• WHAT IS NEEDED
Filter out everything except lines holding "JSON".

== ENTRIES PROVIDED ==

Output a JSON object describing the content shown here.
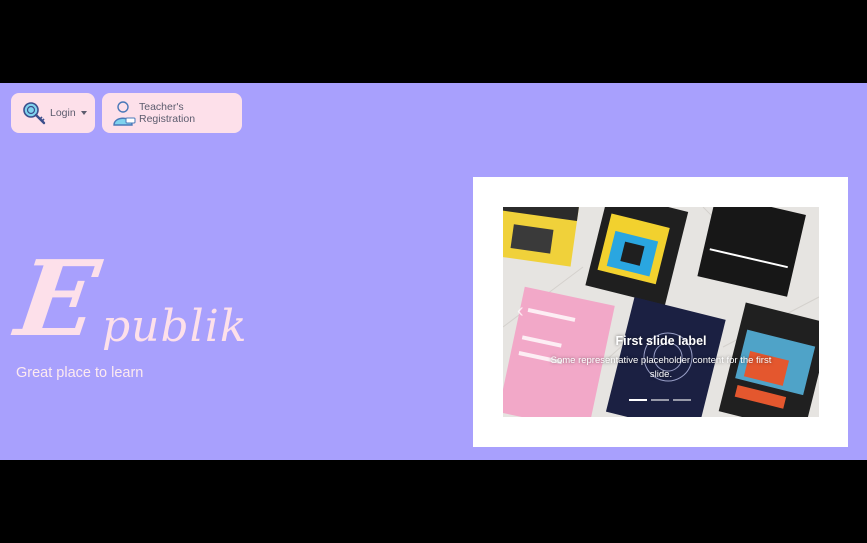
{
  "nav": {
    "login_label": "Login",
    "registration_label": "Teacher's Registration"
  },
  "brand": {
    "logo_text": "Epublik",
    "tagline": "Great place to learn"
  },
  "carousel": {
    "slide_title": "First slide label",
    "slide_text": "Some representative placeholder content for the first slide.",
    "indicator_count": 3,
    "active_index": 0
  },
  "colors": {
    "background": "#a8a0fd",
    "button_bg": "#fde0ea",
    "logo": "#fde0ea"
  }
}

===
== ENTRIES PROVIDED ==

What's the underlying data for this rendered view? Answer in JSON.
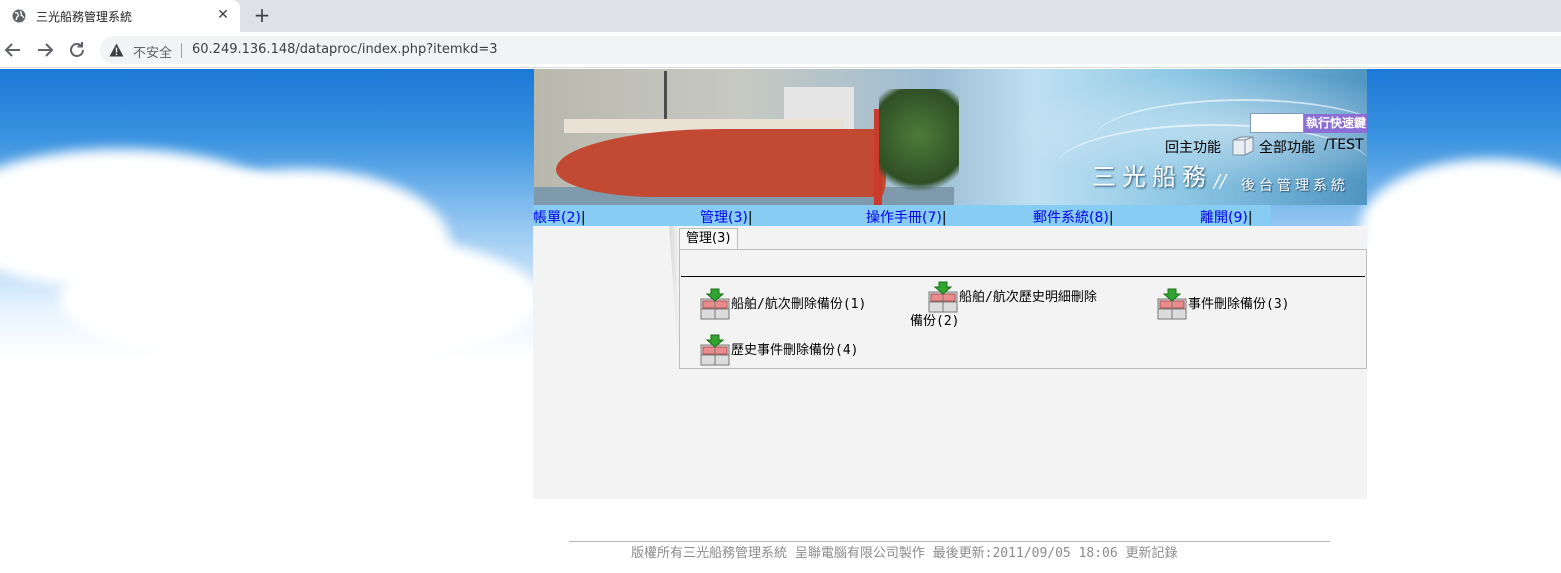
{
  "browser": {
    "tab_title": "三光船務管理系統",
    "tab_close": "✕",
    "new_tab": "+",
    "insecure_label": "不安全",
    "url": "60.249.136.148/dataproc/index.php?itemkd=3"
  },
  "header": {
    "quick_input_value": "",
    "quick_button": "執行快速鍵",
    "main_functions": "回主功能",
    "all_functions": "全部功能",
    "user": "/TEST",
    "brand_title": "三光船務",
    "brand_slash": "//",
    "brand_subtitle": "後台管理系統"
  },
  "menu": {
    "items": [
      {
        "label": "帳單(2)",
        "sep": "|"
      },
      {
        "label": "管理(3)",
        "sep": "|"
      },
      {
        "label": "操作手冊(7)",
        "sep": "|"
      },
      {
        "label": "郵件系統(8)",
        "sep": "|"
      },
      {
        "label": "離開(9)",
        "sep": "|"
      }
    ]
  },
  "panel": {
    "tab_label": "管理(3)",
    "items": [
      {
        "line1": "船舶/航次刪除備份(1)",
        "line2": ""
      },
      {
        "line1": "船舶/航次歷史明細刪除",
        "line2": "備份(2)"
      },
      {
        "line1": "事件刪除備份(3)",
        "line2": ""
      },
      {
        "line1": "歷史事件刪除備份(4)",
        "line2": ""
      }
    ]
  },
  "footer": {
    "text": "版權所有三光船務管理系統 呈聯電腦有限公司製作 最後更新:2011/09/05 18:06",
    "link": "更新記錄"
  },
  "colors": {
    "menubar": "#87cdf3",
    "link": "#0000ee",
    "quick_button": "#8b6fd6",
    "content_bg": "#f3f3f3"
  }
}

===

• WRITTEN RESPONSE
Output a JSON object describing the content shown here.
What's the underlying data for this rendered view? Answer in JSON.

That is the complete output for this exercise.